▶ [Set problem]: All records should be reproduced verbatim.

* START *

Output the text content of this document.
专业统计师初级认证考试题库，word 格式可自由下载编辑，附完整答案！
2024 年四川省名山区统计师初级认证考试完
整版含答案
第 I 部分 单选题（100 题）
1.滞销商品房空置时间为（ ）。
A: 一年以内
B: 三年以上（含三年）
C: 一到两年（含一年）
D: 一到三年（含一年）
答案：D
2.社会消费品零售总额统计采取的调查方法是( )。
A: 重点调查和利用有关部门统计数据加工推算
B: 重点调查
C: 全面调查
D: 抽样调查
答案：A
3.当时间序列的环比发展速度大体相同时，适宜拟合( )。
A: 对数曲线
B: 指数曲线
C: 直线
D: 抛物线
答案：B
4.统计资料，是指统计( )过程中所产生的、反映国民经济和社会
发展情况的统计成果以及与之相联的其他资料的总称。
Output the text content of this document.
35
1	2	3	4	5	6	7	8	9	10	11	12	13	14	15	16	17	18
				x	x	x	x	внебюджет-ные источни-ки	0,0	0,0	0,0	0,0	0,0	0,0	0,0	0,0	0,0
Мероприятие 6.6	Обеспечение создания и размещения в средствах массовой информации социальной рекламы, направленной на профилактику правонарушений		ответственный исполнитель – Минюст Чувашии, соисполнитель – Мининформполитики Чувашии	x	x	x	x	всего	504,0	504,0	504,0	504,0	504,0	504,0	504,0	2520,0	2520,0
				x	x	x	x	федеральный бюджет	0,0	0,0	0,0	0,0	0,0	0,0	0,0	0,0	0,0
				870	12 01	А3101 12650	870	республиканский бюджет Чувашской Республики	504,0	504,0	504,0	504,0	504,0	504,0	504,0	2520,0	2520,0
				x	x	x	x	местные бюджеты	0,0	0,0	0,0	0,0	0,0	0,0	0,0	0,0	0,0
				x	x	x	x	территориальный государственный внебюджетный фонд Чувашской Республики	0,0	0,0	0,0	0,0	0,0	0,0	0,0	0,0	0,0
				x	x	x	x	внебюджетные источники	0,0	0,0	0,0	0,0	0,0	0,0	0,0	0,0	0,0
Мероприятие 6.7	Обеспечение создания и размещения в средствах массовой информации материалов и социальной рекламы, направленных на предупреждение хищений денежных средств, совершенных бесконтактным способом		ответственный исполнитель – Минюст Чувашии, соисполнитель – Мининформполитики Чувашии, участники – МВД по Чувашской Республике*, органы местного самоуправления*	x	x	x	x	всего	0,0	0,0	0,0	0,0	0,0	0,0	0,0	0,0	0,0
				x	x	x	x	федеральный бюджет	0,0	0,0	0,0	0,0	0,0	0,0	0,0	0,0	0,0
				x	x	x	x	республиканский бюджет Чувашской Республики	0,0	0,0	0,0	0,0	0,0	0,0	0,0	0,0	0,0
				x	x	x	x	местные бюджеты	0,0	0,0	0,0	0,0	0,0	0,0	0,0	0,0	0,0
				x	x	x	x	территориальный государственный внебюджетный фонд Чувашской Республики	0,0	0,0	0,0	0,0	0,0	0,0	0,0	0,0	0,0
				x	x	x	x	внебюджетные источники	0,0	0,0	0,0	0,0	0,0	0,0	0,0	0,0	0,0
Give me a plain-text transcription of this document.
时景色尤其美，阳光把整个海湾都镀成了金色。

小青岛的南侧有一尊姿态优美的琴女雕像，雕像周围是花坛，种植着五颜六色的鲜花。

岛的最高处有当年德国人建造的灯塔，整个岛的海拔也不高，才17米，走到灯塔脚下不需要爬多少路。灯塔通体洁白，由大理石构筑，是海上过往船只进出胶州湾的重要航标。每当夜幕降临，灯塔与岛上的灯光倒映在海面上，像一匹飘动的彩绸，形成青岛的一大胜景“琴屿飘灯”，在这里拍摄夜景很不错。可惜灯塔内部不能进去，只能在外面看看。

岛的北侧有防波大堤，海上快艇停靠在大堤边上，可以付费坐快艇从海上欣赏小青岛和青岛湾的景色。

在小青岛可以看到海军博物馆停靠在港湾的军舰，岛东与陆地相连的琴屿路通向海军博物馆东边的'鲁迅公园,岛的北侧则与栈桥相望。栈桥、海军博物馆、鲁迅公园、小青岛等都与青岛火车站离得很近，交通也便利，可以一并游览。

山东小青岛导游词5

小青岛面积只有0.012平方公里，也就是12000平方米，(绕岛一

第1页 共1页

* END *

▶ [Exercise solution]:
Output the text content of this document.
专业统计师初级认证考试题库，word 格式可自由下载编辑，附完整答案！
2024 年四川省名山区统计师初级认证考试完
整版含答案
第 I 部分 单选题（100 题）
1.滞销商品房空置时间为（ ）。
A: 一年以内
B: 三年以上（含三年）
C: 一到两年（含一年）
D: 一到三年（含一年）
答案：D
2.社会消费品零售总额统计采取的调查方法是( )。
A: 重点调查和利用有关部门统计数据加工推算
B: 重点调查
C: 全面调查
D: 抽样调查
答案：A
3.当时间序列的环比发展速度大体相同时，适宜拟合( )。
A: 对数曲线
B: 指数曲线
C: 直线
D: 抛物线
答案：B
4.统计资料，是指统计( )过程中所产生的、反映国民经济和社会
发展情况的统计成果以及与之相联的其他资料的总称。
Output the text content of this document.
35
1	2	3	4	5	6	7	8	9	10	11	12	13	14	15	16	17	18
				x	x	x	x	внебюджет-ные источни-ки	0,0	0,0	0,0	0,0	0,0	0,0	0,0	0,0	0,0
Мероприятие 6.6	Обеспечение создания и размещения в средствах массовой информации социальной рекламы, направленной на профилактику правонарушений		ответственный исполнитель – Минюст Чувашии, соисполнитель – Мининформполитики Чувашии	x	x	x	x	всего	504,0	504,0	504,0	504,0	504,0	504,0	504,0	2520,0	2520,0
				x	x	x	x	федеральный бюджет	0,0	0,0	0,0	0,0	0,0	0,0	0,0	0,0	0,0
				870	12 01	А3101 12650	870	республиканский бюджет Чувашской Республики	504,0	504,0	504,0	504,0	504,0	504,0	504,0	2520,0	2520,0
				x	x	x	x	местные бюджеты	0,0	0,0	0,0	0,0	0,0	0,0	0,0	0,0	0,0
				x	x	x	x	территориальный государственный внебюджетный фонд Чувашской Республики	0,0	0,0	0,0	0,0	0,0	0,0	0,0	0,0	0,0
				x	x	x	x	внебюджетные источники	0,0	0,0	0,0	0,0	0,0	0,0	0,0	0,0	0,0
Мероприятие 6.7	Обеспечение создания и размещения в средствах массовой информации материалов и социальной рекламы, направленных на предупреждение хищений денежных средств, совершенных бесконтактным способом		ответственный исполнитель – Минюст Чувашии, соисполнитель – Мининформполитики Чувашии, участники – МВД по Чувашской Республике*, органы местного самоуправления*	x	x	x	x	всего	0,0	0,0	0,0	0,0	0,0	0,0	0,0	0,0	0,0
				x	x	x	x	федеральный бюджет	0,0	0,0	0,0	0,0	0,0	0,0	0,0	0,0	0,0
				x	x	x	x	республиканский бюджет Чувашской Республики	0,0	0,0	0,0	0,0	0,0	0,0	0,0	0,0	0,0
				x	x	x	x	местные бюджеты	0,0	0,0	0,0	0,0	0,0	0,0	0,0	0,0	0,0
				x	x	x	x	территориальный государственный внебюджетный фонд Чувашской Республики	0,0	0,0	0,0	0,0	0,0	0,0	0,0	0,0	0,0
				x	x	x	x	внебюджетные источники	0,0	0,0	0,0	0,0	0,0	0,0	0,0	0,0	0,0
Give me a plain-text transcription of this document.
时景色尤其美，阳光把整个海湾都镀成了金色。

小青岛的南侧有一尊姿态优美的琴女雕像，雕像周围是花坛，种植着五颜六色的鲜花。

岛的最高处有当年德国人建造的灯塔，整个岛的海拔也不高，才17米，走到灯塔脚下不需要爬多少路。灯塔通体洁白，由大理石构筑，是海上过往船只进出胶州湾的重要航标。每当夜幕降临，灯塔与岛上的灯光倒映在海面上，像一匹飘动的彩绸，形成青岛的一大胜景“琴屿飘灯”，在这里拍摄夜景很不错。可惜灯塔内部不能进去，只能在外面看看。

岛的北侧有防波大堤，海上快艇停靠在大堤边上，可以付费坐快艇从海上欣赏小青岛和青岛湾的景色。

在小青岛可以看到海军博物馆停靠在港湾的军舰，岛东与陆地相连的琴屿路通向海军博物馆东边的'鲁迅公园,岛的北侧则与栈桥相望。栈桥、海军博物馆、鲁迅公园、小青岛等都与青岛火车站离得很近，交通也便利，可以一并游览。

山东小青岛导游词5

小青岛面积只有0.012平方公里，也就是12000平方米，(绕岛一

第1页 共1页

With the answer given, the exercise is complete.